Each line that holds the word "title" is to be identified and copied.

(Collected data entries)
* BEGIN *

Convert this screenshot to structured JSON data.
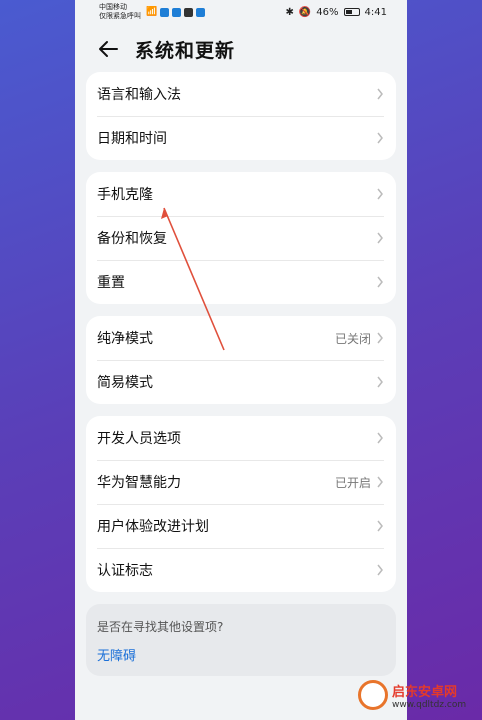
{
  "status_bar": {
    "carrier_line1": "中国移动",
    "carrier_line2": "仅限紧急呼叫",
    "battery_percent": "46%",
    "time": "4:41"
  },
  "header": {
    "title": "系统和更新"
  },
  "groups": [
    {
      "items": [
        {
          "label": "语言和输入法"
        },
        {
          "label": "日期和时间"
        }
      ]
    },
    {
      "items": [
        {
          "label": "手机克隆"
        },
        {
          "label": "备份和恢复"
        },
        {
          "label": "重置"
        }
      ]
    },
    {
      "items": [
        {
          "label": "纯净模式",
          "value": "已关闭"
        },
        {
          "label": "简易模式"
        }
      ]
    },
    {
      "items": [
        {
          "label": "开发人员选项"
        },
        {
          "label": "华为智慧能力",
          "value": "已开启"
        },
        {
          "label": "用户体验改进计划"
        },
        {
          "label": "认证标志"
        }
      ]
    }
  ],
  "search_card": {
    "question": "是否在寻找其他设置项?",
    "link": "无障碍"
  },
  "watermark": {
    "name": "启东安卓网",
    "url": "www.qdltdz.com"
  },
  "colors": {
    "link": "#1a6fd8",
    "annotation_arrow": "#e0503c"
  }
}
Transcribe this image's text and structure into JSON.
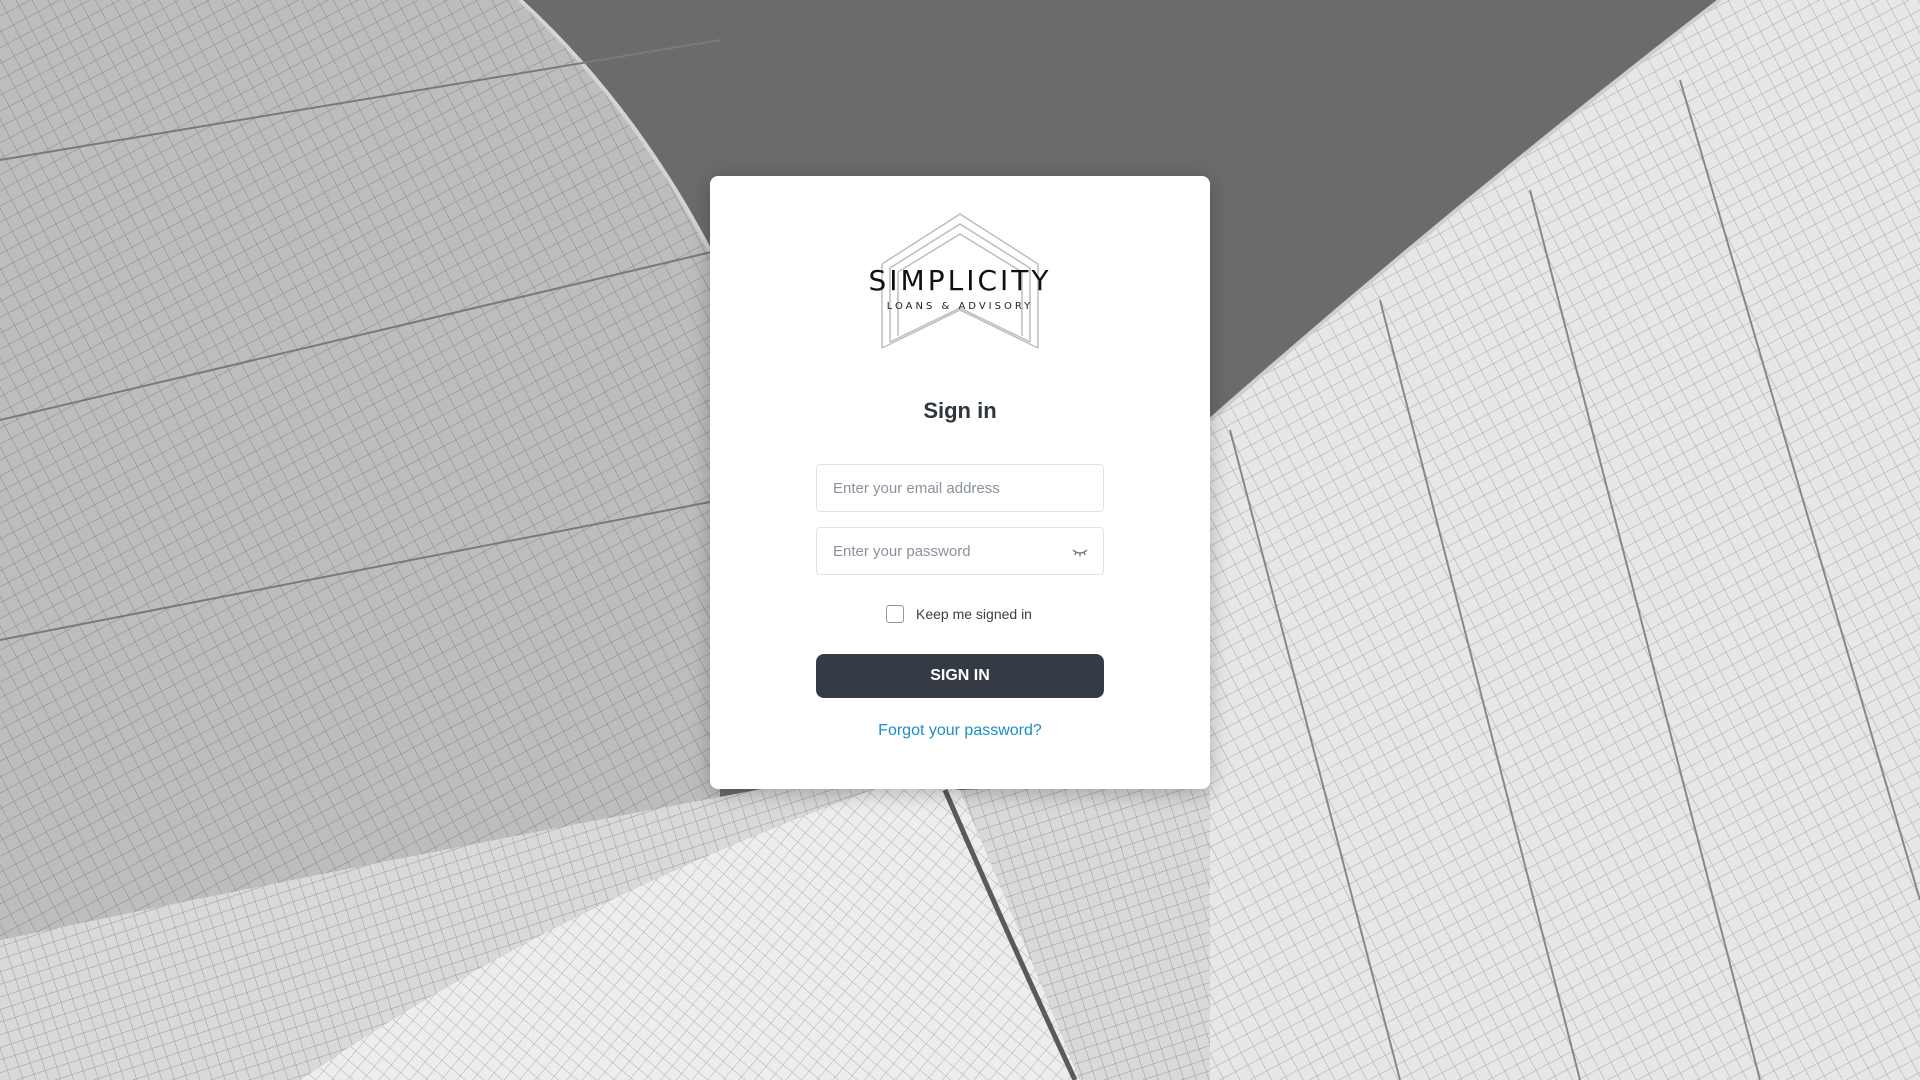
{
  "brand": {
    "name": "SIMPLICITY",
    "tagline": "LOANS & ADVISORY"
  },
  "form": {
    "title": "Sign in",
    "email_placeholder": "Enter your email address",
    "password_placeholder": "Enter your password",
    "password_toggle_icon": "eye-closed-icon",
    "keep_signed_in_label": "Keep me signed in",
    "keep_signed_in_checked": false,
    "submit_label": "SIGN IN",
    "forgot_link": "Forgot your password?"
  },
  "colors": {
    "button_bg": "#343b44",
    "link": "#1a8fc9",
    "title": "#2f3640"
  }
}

* END *

> [Response to this exercise]
    "title": "系统和更新"
    "title": "Sign in",
    "title": "#2f3640"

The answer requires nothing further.